• Requirements:
Using the records below, report how many lines hold "CERTIFICATES", with no extra text.

(Data entries)
-- Start --
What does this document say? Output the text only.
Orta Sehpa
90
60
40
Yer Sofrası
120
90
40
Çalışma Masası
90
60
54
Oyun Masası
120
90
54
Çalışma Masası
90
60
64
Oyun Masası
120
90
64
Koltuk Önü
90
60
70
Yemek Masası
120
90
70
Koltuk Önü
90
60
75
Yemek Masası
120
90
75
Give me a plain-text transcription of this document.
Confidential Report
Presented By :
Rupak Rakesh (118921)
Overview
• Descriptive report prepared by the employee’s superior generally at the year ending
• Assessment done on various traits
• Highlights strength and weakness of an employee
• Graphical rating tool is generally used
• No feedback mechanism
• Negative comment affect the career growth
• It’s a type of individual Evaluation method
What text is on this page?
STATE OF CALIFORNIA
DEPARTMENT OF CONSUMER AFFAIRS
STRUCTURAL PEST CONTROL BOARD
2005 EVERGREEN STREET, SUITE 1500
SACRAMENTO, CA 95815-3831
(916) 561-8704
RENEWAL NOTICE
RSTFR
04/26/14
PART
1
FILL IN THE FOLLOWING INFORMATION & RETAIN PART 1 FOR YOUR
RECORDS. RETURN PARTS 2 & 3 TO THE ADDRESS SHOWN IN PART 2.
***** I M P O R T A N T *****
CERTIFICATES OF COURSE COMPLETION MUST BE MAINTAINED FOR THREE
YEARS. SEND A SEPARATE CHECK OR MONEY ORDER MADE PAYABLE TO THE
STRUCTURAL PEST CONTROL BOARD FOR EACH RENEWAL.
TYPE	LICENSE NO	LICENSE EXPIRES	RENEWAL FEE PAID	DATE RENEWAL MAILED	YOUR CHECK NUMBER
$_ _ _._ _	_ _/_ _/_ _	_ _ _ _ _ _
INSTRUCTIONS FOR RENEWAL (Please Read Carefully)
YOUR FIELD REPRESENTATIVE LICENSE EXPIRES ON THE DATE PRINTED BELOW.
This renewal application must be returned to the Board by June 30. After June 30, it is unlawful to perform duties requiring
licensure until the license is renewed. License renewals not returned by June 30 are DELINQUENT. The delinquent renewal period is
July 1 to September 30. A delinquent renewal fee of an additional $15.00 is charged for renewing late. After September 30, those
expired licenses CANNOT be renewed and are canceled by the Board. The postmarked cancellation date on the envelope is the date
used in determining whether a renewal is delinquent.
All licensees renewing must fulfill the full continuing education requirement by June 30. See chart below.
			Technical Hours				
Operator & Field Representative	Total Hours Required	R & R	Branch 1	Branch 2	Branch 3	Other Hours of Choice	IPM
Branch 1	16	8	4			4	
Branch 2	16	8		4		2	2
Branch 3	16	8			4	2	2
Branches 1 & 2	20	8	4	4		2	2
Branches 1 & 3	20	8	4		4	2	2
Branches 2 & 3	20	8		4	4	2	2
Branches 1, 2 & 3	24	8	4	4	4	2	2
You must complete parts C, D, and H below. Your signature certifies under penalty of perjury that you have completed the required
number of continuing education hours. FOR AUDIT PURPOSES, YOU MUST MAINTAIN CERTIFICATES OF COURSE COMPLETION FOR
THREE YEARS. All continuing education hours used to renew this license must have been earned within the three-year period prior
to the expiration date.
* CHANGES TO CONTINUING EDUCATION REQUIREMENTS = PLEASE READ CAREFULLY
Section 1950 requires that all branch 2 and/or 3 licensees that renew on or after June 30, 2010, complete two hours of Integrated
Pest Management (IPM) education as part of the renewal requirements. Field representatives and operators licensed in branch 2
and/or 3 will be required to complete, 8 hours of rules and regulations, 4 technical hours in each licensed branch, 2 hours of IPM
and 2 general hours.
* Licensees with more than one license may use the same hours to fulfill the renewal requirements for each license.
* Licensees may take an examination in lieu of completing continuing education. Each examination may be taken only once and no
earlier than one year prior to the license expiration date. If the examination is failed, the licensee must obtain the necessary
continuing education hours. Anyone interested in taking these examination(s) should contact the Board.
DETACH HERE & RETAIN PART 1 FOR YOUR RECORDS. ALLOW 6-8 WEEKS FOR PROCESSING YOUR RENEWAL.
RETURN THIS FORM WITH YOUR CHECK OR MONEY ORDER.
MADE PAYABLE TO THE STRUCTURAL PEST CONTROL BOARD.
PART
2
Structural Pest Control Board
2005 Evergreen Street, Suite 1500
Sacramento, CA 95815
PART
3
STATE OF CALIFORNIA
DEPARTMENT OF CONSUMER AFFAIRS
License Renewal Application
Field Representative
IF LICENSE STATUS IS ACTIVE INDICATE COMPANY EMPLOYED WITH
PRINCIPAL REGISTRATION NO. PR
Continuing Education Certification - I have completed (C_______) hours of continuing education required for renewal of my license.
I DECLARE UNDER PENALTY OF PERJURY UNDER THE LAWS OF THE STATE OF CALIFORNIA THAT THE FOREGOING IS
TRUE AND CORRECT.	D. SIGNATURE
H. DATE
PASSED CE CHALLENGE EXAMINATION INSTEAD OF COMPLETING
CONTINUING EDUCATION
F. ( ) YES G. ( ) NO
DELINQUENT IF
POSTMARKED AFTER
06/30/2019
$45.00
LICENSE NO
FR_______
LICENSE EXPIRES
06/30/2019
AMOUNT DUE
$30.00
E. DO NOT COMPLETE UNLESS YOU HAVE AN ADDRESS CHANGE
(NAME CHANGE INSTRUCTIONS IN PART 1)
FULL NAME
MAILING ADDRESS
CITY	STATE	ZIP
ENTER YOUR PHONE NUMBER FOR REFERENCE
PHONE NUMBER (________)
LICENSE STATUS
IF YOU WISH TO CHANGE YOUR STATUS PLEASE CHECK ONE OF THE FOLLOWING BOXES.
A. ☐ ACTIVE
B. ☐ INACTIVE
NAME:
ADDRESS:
-- End --
• The output:
2